::: RECORDED DATA

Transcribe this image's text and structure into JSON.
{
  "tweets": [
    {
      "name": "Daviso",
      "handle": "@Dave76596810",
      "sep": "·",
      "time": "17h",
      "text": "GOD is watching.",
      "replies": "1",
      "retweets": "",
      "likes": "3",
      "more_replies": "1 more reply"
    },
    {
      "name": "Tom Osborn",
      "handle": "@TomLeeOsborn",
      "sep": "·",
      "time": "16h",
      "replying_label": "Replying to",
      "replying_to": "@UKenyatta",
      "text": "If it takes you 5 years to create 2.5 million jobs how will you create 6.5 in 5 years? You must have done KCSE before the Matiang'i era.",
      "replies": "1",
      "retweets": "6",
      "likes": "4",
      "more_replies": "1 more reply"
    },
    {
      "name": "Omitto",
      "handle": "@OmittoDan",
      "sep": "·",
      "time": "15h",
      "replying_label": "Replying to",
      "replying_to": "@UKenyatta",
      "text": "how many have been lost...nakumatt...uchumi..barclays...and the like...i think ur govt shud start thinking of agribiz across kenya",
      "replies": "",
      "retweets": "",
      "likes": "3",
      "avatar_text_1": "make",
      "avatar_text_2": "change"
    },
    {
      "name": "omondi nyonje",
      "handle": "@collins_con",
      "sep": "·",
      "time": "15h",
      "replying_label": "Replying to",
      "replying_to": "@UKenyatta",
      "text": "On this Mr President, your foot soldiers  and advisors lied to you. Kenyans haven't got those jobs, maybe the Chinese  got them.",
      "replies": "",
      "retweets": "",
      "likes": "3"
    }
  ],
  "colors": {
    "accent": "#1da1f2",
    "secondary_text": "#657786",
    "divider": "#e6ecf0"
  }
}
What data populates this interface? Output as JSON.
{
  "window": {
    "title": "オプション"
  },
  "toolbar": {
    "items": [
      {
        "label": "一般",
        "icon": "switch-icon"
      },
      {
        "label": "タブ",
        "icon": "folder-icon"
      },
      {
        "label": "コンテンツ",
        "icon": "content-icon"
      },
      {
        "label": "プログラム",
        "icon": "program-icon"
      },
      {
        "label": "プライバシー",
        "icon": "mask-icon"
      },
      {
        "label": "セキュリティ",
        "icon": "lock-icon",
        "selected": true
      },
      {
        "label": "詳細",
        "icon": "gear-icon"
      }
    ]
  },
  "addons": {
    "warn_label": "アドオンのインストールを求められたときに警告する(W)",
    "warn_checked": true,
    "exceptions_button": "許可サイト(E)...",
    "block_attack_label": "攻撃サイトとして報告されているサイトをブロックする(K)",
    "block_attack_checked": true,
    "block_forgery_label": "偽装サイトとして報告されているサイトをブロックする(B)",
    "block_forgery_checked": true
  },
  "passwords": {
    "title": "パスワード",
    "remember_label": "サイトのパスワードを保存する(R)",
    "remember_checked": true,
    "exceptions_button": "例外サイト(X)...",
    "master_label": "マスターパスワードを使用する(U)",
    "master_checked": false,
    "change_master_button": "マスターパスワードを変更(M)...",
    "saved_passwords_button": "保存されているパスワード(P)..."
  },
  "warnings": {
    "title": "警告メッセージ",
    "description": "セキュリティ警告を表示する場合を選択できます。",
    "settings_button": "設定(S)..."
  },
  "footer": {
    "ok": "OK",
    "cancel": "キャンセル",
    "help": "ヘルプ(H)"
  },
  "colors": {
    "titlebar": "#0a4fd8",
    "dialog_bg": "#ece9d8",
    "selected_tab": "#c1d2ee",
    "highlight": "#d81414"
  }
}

::::::

# [OBJECTIVE]
Copy out every line in the entries above that holds "jobs".

# [EXPECTED ANSWER]
      "text": "If it takes you 5 years to create 2.5 million jobs how will you create 6.5 in 5 years? You must have done KCSE before the Matiang'i era.",
      "text": "On this Mr President, your foot soldiers  and advisors lied to you. Kenyans haven't got those jobs, maybe the Chinese  got them.",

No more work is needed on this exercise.